### WORK INSTRUCTIONS
Count lines, not occurrences: report how many lines in the records hold the string "việc", and nothing else.

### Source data
+===+
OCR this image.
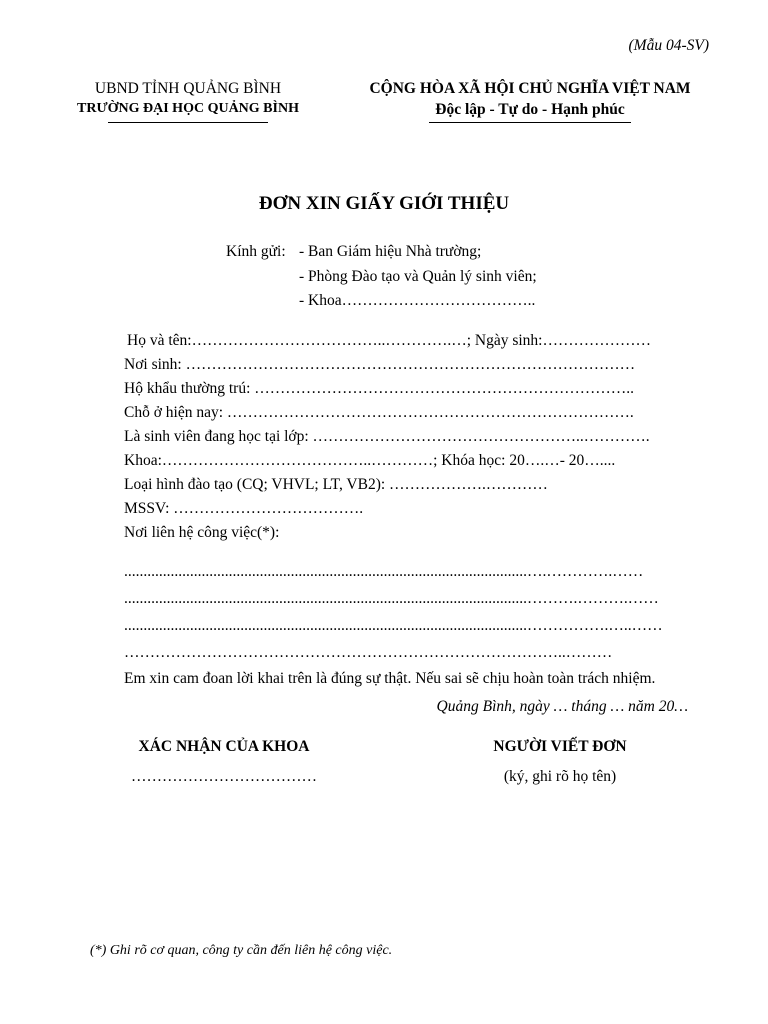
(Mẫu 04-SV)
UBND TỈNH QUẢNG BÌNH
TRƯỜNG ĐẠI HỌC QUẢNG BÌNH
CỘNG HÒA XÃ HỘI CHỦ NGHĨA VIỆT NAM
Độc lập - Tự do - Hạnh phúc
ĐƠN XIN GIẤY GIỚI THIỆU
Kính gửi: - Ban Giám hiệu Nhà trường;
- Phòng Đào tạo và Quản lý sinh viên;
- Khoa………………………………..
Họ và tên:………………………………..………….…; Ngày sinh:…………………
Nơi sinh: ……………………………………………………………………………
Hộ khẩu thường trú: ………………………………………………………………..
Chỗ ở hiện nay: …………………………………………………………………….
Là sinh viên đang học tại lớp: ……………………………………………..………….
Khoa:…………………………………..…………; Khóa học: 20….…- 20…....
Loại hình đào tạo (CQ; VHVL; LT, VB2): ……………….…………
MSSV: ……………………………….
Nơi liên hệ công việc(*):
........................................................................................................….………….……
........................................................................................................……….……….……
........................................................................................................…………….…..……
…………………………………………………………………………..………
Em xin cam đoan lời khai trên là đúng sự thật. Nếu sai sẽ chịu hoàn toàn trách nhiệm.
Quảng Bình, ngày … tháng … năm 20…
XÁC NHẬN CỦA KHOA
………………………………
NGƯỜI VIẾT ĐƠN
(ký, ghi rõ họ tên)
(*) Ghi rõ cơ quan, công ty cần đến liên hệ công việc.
+===+
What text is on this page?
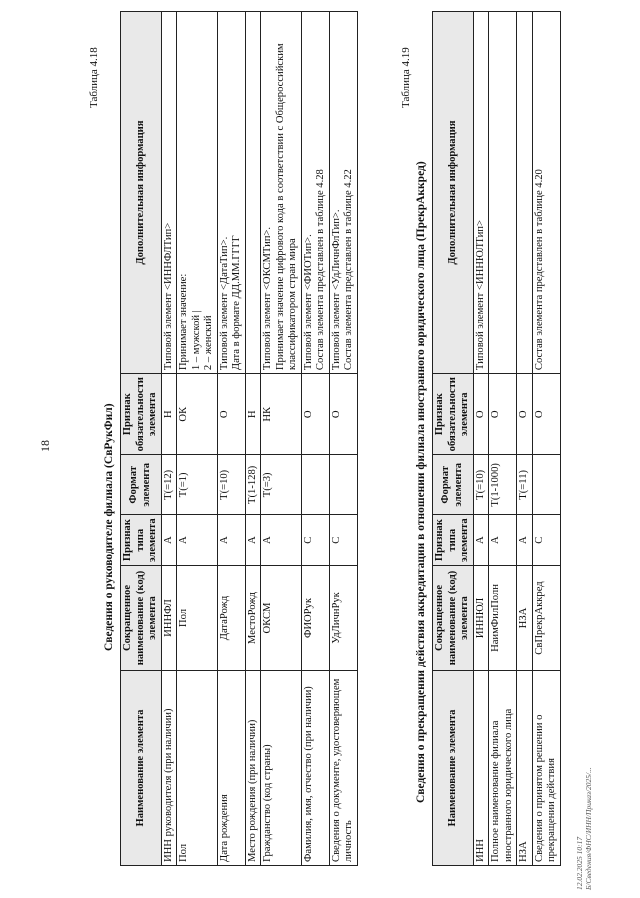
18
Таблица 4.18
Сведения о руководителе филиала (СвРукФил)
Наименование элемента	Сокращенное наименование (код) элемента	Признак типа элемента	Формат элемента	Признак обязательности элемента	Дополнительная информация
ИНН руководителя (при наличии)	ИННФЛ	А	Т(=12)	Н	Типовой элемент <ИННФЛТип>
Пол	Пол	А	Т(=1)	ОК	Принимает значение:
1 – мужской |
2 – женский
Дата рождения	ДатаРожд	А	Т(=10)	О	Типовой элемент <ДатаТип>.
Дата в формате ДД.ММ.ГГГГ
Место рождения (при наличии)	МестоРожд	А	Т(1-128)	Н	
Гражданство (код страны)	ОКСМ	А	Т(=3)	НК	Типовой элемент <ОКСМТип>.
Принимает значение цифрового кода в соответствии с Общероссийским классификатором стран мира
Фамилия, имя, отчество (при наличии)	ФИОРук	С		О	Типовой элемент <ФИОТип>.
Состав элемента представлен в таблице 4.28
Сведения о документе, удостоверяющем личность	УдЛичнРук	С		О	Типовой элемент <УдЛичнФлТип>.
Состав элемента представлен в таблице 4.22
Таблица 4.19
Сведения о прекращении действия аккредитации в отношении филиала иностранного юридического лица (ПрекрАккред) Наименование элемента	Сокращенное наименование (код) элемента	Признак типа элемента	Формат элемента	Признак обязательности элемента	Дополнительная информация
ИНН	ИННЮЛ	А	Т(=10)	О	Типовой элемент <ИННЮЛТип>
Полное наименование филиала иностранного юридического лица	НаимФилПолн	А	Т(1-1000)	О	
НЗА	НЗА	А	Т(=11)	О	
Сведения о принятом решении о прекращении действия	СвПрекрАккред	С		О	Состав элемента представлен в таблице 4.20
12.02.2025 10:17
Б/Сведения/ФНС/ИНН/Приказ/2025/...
+===+
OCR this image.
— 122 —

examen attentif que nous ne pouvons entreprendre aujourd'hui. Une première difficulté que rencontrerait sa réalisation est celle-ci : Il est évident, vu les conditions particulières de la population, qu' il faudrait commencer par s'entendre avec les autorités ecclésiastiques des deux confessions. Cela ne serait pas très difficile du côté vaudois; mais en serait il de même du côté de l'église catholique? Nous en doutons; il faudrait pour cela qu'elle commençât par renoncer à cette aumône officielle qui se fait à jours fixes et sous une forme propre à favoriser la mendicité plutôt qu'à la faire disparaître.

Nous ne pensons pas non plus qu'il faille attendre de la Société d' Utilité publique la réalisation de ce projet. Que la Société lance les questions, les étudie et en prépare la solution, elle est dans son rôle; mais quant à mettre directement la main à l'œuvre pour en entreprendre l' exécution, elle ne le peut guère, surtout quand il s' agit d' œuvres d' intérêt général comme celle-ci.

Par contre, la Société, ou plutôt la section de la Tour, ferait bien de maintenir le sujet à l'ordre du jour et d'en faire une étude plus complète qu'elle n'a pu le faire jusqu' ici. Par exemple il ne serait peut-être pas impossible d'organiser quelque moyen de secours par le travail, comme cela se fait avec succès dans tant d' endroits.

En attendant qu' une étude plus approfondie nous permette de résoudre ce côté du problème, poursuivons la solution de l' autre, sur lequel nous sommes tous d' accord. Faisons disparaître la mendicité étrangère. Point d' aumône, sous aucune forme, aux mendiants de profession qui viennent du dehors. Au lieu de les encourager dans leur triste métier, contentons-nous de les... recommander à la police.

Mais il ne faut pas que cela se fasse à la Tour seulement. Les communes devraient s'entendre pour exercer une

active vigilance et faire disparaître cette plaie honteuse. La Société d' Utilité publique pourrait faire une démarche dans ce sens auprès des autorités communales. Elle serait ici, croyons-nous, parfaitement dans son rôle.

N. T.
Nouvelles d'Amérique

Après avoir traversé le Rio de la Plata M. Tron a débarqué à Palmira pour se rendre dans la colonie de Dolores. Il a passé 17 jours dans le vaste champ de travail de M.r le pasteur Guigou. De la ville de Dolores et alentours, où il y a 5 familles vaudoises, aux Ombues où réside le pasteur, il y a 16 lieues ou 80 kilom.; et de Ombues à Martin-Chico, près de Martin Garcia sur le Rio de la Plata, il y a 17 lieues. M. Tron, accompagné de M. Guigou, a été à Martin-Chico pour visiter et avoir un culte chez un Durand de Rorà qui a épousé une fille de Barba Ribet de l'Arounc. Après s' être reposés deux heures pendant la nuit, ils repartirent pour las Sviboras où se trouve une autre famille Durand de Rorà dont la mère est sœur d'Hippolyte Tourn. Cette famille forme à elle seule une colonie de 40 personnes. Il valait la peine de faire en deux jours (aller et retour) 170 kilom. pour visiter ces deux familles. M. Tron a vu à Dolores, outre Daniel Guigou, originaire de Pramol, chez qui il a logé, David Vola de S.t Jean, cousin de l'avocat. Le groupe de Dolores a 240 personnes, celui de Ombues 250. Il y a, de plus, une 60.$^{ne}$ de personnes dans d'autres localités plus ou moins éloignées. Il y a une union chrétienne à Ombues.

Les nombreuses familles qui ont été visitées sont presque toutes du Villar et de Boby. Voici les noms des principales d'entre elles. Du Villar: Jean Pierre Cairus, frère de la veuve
+===+
### ANSWER FOR THE TASK
2